_Stated goal_
Go through the records and extract every line with the word "учнів".
-- start --
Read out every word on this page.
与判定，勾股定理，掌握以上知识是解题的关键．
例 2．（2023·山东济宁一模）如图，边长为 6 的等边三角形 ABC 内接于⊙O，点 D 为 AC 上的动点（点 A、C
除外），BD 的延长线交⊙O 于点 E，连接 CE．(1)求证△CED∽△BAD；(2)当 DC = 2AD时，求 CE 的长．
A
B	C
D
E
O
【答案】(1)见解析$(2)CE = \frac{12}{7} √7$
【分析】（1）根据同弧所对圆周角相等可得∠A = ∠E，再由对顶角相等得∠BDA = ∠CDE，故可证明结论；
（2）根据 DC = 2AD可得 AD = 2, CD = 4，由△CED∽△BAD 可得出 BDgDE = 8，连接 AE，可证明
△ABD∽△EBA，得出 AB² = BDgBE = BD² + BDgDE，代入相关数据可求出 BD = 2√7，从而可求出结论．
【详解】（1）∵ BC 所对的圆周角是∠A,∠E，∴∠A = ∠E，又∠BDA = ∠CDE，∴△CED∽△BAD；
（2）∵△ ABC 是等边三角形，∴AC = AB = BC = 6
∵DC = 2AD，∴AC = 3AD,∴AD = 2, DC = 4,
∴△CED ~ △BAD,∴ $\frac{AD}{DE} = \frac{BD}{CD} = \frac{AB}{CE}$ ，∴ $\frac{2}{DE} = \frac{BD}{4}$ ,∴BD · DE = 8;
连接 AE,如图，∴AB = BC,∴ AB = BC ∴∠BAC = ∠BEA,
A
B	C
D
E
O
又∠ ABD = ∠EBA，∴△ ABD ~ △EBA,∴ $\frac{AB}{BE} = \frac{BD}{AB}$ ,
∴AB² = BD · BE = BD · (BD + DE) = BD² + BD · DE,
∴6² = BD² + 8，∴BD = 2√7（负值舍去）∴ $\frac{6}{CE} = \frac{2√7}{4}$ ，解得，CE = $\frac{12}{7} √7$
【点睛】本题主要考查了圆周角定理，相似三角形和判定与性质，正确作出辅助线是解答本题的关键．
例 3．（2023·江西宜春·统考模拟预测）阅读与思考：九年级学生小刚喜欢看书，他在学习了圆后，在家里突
-- end --
-- start --
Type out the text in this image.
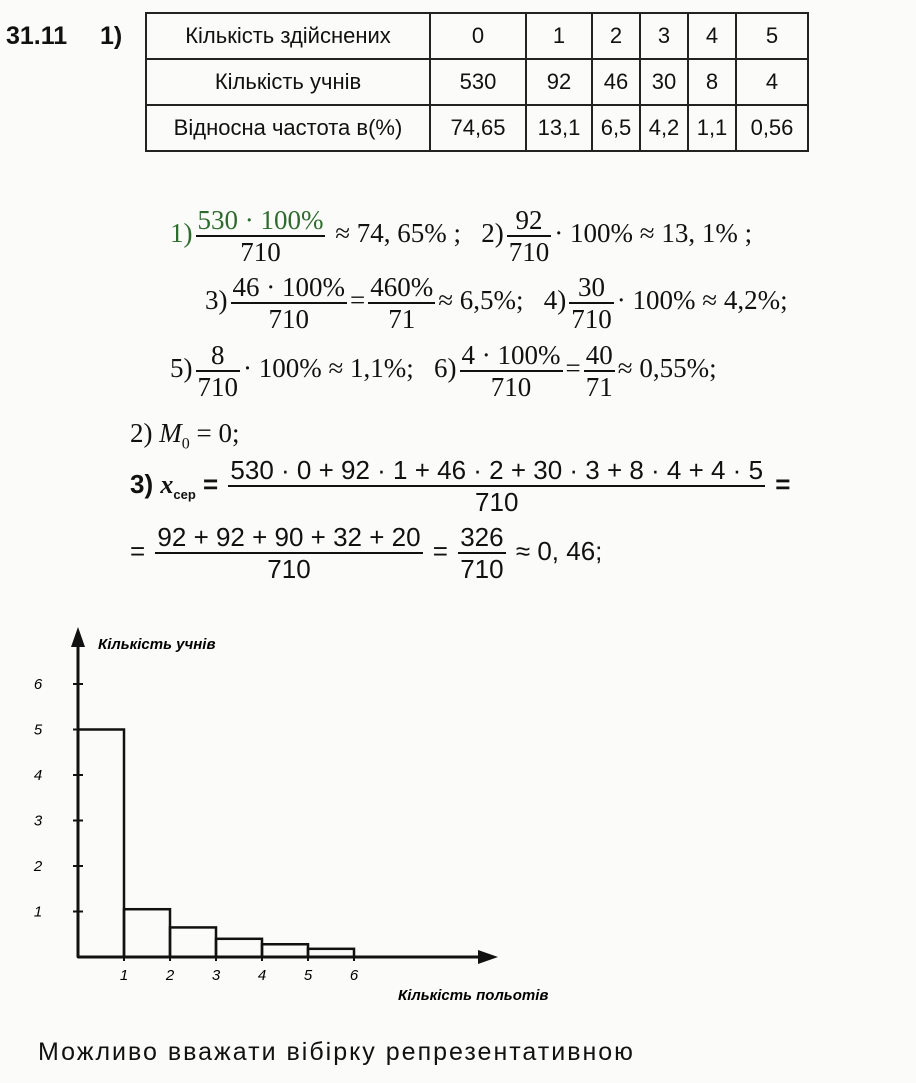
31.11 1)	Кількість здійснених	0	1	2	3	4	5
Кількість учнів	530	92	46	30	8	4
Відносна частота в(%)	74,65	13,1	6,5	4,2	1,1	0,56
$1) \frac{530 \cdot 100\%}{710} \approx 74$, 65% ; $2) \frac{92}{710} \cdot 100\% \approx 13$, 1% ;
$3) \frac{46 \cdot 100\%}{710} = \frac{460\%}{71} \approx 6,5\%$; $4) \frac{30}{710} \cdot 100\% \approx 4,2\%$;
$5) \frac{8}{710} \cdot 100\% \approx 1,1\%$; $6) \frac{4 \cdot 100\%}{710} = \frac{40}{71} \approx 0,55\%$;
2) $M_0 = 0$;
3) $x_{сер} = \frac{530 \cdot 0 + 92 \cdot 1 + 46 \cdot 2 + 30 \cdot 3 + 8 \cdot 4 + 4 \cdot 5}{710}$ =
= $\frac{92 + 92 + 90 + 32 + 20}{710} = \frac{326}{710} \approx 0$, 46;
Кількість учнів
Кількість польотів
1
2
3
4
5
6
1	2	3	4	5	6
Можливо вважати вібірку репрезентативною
-- end --
_Worked answer_
Кількість учнів	530	92	46	30	8	4
Кількість учнів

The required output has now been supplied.